··· Data shown
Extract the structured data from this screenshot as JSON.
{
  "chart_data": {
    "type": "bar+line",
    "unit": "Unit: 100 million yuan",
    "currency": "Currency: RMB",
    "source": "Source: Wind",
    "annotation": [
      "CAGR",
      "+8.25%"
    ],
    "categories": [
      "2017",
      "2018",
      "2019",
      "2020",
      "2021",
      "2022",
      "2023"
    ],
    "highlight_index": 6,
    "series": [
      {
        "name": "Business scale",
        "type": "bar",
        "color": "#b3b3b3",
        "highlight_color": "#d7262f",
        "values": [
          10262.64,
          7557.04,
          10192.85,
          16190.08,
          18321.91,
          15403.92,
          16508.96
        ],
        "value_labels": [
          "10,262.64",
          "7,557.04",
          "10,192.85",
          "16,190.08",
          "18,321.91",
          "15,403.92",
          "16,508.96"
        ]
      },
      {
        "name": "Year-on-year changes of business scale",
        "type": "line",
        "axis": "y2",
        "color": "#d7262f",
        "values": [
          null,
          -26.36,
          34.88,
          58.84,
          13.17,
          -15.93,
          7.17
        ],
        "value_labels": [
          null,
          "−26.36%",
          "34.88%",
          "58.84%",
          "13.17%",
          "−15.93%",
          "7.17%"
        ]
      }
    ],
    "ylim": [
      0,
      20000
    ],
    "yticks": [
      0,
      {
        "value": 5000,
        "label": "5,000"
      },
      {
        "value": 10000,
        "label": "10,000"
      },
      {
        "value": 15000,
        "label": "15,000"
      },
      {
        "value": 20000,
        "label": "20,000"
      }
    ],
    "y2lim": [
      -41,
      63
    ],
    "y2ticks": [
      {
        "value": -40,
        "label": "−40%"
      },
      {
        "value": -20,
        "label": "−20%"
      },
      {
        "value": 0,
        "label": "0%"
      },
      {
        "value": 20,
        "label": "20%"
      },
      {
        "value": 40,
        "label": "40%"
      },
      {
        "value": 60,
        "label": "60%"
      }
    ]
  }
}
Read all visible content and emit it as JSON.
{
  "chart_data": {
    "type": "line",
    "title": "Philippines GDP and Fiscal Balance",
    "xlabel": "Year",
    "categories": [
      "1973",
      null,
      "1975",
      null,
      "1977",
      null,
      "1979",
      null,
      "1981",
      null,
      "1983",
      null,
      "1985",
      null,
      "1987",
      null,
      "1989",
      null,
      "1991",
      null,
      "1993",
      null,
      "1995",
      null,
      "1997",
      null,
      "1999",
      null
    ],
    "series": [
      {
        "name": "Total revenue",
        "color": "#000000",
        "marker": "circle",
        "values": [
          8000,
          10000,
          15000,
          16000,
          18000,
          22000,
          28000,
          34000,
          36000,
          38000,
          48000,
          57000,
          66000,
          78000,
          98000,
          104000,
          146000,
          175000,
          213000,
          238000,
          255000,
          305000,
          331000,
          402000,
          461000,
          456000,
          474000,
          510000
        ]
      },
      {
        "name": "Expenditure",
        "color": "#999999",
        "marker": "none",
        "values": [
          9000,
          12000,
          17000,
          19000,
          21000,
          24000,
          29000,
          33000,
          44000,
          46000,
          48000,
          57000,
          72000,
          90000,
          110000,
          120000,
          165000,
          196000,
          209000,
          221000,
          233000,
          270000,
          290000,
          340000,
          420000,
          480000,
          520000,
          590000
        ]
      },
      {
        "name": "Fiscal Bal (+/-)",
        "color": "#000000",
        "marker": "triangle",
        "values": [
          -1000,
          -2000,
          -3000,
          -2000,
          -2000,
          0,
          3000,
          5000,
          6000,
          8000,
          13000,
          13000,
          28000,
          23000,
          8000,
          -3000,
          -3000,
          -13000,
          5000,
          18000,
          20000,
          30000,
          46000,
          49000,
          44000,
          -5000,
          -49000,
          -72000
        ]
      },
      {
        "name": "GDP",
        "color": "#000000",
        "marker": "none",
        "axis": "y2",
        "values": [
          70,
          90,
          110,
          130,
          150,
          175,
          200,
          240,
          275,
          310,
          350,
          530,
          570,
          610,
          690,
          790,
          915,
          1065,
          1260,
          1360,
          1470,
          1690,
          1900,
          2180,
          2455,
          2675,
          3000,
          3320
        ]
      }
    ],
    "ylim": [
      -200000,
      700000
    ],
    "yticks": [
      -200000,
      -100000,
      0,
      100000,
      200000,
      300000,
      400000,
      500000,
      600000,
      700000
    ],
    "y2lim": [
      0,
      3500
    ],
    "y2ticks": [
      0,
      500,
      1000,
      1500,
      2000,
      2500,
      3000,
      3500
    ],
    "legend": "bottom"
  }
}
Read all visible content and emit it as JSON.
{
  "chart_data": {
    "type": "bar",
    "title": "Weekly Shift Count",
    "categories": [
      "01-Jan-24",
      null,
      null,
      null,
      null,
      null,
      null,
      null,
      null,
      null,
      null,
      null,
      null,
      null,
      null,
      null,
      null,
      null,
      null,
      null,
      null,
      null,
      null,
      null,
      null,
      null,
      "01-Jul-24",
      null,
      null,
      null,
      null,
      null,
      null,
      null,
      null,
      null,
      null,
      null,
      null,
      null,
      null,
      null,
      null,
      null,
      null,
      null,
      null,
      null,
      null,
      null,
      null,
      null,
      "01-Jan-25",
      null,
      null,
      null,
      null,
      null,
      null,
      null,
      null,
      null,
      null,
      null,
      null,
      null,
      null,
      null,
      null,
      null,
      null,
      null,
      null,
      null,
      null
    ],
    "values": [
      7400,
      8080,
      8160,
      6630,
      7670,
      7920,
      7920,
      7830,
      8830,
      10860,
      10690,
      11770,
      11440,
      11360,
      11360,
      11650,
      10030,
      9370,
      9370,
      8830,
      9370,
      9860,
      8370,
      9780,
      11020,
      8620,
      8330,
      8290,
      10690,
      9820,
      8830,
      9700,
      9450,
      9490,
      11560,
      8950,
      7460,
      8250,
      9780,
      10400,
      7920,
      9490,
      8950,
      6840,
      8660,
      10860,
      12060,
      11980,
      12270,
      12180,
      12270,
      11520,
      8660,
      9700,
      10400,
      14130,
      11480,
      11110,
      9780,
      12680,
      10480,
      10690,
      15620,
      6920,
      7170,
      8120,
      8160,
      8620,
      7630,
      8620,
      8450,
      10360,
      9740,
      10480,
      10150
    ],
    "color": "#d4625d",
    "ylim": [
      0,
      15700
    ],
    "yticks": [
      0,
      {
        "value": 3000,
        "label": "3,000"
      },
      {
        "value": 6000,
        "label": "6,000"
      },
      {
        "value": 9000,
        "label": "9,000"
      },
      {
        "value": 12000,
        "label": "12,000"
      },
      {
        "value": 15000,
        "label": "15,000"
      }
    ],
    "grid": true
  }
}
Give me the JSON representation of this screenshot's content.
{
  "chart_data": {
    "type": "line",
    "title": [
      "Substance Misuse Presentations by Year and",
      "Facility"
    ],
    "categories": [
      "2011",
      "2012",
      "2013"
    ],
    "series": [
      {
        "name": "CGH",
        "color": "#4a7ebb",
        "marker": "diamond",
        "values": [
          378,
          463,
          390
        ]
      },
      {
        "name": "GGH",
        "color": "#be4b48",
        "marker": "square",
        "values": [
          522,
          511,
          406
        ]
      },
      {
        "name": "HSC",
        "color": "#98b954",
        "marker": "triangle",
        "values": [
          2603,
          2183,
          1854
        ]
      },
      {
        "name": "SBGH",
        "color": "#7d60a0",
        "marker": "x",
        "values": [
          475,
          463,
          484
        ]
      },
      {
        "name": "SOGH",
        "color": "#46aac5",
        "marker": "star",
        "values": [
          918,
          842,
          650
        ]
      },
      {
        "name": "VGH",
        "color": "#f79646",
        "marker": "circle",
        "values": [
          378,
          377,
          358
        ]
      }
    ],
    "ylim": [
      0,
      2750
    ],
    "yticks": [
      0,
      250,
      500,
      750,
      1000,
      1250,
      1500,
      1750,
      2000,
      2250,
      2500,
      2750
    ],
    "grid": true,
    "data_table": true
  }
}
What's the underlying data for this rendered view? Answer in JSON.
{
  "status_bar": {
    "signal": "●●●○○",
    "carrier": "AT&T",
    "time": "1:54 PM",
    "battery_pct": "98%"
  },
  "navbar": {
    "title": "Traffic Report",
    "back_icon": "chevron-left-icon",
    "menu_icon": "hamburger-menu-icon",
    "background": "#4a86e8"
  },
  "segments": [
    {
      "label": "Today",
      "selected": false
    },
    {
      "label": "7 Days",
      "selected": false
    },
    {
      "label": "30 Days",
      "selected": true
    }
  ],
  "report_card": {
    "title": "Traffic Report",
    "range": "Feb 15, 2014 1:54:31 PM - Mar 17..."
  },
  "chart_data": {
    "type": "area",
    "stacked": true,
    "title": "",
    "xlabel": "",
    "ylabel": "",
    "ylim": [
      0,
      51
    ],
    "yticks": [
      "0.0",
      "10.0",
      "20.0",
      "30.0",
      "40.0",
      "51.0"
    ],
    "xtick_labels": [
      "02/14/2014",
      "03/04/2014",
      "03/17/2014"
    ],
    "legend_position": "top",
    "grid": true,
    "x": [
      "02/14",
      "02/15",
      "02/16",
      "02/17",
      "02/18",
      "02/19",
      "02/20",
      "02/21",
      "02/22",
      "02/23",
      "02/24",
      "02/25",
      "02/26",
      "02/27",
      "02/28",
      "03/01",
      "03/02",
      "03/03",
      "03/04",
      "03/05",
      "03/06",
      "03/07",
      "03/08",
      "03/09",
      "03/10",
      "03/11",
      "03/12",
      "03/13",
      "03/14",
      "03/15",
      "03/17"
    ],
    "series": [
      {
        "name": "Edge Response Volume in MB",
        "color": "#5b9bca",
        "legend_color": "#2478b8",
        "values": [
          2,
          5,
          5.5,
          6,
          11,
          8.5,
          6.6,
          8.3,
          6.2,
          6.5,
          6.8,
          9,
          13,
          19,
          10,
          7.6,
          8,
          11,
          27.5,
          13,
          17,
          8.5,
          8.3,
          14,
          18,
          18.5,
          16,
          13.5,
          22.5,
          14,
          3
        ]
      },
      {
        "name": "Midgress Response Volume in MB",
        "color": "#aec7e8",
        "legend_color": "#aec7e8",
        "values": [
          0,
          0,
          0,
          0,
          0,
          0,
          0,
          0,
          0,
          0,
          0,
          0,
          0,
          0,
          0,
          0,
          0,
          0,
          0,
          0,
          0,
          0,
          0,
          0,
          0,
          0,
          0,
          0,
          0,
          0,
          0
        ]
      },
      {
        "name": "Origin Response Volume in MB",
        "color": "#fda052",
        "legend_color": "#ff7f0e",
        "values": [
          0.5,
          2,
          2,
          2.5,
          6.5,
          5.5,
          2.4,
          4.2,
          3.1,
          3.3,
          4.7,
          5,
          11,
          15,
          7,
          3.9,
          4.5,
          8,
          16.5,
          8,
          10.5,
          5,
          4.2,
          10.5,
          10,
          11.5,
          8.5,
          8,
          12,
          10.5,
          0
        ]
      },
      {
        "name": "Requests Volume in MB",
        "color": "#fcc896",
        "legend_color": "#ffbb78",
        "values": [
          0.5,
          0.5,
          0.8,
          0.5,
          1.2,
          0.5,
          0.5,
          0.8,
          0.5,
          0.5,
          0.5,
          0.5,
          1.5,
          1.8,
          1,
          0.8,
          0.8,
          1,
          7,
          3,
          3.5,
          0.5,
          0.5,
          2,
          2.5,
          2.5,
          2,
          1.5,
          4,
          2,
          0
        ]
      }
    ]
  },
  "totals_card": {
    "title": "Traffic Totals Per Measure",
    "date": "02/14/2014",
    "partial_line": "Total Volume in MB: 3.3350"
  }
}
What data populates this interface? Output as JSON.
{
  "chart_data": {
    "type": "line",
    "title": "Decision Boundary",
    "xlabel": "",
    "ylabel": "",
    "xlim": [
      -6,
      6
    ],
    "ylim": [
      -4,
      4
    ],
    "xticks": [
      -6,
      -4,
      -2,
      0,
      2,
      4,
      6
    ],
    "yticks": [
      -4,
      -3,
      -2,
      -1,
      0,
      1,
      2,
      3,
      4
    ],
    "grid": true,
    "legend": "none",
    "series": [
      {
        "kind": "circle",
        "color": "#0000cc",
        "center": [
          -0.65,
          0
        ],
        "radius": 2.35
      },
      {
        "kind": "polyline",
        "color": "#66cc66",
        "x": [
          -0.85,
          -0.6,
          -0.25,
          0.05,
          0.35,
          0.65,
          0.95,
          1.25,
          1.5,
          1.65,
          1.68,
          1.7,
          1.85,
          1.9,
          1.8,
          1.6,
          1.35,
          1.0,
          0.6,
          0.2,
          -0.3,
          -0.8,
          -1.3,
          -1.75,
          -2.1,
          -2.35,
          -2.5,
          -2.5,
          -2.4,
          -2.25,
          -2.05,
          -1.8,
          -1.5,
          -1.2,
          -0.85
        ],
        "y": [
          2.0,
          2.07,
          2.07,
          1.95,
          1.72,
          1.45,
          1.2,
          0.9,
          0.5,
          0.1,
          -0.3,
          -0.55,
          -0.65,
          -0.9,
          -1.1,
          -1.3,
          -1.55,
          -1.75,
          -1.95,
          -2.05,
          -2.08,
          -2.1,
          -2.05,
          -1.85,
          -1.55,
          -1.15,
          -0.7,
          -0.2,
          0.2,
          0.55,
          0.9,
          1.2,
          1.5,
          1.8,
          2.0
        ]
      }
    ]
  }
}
······
Problem requirements: From the entries above, copy every line that holds the word "type".

Solution:
    "type": "bar+line",
        "type": "bar",
        "type": "line",
    "type": "line",
    "type": "bar",
    "type": "line",
    "type": "area",
    "type": "line",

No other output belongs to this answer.